What is expected:
Please return each of the entries that follow, unchanged in every word.

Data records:
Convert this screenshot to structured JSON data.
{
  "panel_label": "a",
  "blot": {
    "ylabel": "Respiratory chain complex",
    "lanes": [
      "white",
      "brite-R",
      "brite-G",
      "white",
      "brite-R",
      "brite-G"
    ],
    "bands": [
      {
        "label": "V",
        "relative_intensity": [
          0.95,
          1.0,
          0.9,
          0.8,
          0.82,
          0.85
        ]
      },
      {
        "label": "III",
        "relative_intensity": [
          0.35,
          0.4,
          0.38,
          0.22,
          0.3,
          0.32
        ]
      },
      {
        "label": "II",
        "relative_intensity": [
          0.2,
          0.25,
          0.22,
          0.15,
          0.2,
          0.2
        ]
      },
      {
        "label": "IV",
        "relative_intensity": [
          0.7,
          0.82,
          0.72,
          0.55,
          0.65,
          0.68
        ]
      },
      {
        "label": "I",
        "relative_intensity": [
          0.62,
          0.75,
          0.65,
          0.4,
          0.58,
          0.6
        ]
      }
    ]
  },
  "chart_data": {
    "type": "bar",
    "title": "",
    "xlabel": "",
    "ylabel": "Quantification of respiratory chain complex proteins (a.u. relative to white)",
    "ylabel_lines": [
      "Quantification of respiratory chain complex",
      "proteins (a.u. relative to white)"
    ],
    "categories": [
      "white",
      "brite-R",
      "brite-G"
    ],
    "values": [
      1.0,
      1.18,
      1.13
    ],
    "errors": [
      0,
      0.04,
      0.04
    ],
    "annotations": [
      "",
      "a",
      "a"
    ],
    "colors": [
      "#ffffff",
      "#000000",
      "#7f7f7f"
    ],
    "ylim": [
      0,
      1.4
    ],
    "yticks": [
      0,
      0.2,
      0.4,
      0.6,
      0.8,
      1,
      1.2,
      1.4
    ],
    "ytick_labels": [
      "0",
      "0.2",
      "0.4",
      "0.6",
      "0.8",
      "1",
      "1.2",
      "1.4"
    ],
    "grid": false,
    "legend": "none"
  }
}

Answer for the task:
Convert this screenshot to structured JSON data.
{
  "panel_label": "a",
  "blot": {
    "ylabel": "Respiratory chain complex",
    "lanes": [
      "white",
      "brite-R",
      "brite-G",
      "white",
      "brite-R",
      "brite-G"
    ],
    "bands": [
      {
        "label": "V",
        "relative_intensity": [
          0.95,
          1.0,
          0.9,
          0.8,
          0.82,
          0.85
        ]
      },
      {
        "label": "III",
        "relative_intensity": [
          0.35,
          0.4,
          0.38,
          0.22,
          0.3,
          0.32
        ]
      },
      {
        "label": "II",
        "relative_intensity": [
          0.2,
          0.25,
          0.22,
          0.15,
          0.2,
          0.2
        ]
      },
      {
        "label": "IV",
        "relative_intensity": [
          0.7,
          0.82,
          0.72,
          0.55,
          0.65,
          0.68
        ]
      },
      {
        "label": "I",
        "relative_intensity": [
          0.62,
          0.75,
          0.65,
          0.4,
          0.58,
          0.6
        ]
      }
    ]
  },
  "chart_data": {
    "type": "bar",
    "title": "",
    "xlabel": "",
    "ylabel": "Quantification of respiratory chain complex proteins (a.u. relative to white)",
    "ylabel_lines": [
      "Quantification of respiratory chain complex",
      "proteins (a.u. relative to white)"
    ],
    "categories": [
      "white",
      "brite-R",
      "brite-G"
    ],
    "values": [
      1.0,
      1.18,
      1.13
    ],
    "errors": [
      0,
      0.04,
      0.04
    ],
    "annotations": [
      "",
      "a",
      "a"
    ],
    "colors": [
      "#ffffff",
      "#000000",
      "#7f7f7f"
    ],
    "ylim": [
      0,
      1.4
    ],
    "yticks": [
      0,
      0.2,
      0.4,
      0.6,
      0.8,
      1,
      1.2,
      1.4
    ],
    "ytick_labels": [
      "0",
      "0.2",
      "0.4",
      "0.6",
      "0.8",
      "1",
      "1.2",
      "1.4"
    ],
    "grid": false,
    "legend": "none"
  }
}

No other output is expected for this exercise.